DATASET RECORDS:

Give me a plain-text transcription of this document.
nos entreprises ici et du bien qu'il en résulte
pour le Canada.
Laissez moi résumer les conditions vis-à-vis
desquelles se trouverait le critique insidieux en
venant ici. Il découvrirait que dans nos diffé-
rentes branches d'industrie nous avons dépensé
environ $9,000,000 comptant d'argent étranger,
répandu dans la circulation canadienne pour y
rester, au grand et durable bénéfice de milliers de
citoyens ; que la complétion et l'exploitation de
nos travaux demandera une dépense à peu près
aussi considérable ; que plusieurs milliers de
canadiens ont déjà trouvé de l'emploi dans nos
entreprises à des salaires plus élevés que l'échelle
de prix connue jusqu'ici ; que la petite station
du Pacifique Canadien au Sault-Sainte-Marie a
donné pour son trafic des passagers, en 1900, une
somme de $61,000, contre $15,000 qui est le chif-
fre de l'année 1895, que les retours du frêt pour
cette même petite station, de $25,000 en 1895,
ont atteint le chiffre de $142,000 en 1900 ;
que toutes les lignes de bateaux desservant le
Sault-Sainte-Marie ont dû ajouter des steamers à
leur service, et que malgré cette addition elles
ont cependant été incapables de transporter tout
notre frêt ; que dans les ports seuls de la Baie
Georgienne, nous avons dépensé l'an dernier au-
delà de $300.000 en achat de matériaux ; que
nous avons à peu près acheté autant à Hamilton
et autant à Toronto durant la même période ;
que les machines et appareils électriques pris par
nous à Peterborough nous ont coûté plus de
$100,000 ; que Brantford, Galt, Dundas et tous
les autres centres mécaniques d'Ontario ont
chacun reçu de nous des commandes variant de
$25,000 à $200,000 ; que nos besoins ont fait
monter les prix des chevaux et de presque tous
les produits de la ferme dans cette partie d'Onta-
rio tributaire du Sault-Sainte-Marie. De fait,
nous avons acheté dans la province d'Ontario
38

WHAT IS REQUIRED:
Extract all of the data shown above without alteration.

THE COMPLETED TASK:
Give me a plain-text transcription of this document.
nos entreprises ici et du bien qu'il en résulte
pour le Canada.
Laissez moi résumer les conditions vis-à-vis
desquelles se trouverait le critique insidieux en
venant ici. Il découvrirait que dans nos diffé-
rentes branches d'industrie nous avons dépensé
environ $9,000,000 comptant d'argent étranger,
répandu dans la circulation canadienne pour y
rester, au grand et durable bénéfice de milliers de
citoyens ; que la complétion et l'exploitation de
nos travaux demandera une dépense à peu près
aussi considérable ; que plusieurs milliers de
canadiens ont déjà trouvé de l'emploi dans nos
entreprises à des salaires plus élevés que l'échelle
de prix connue jusqu'ici ; que la petite station
du Pacifique Canadien au Sault-Sainte-Marie a
donné pour son trafic des passagers, en 1900, une
somme de $61,000, contre $15,000 qui est le chif-
fre de l'année 1895, que les retours du frêt pour
cette même petite station, de $25,000 en 1895,
ont atteint le chiffre de $142,000 en 1900 ;
que toutes les lignes de bateaux desservant le
Sault-Sainte-Marie ont dû ajouter des steamers à
leur service, et que malgré cette addition elles
ont cependant été incapables de transporter tout
notre frêt ; que dans les ports seuls de la Baie
Georgienne, nous avons dépensé l'an dernier au-
delà de $300.000 en achat de matériaux ; que
nous avons à peu près acheté autant à Hamilton
et autant à Toronto durant la même période ;
que les machines et appareils électriques pris par
nous à Peterborough nous ont coûté plus de
$100,000 ; que Brantford, Galt, Dundas et tous
les autres centres mécaniques d'Ontario ont
chacun reçu de nous des commandes variant de
$25,000 à $200,000 ; que nos besoins ont fait
monter les prix des chevaux et de presque tous
les produits de la ferme dans cette partie d'Onta-
rio tributaire du Sault-Sainte-Marie. De fait,
nous avons acheté dans la province d'Ontario
38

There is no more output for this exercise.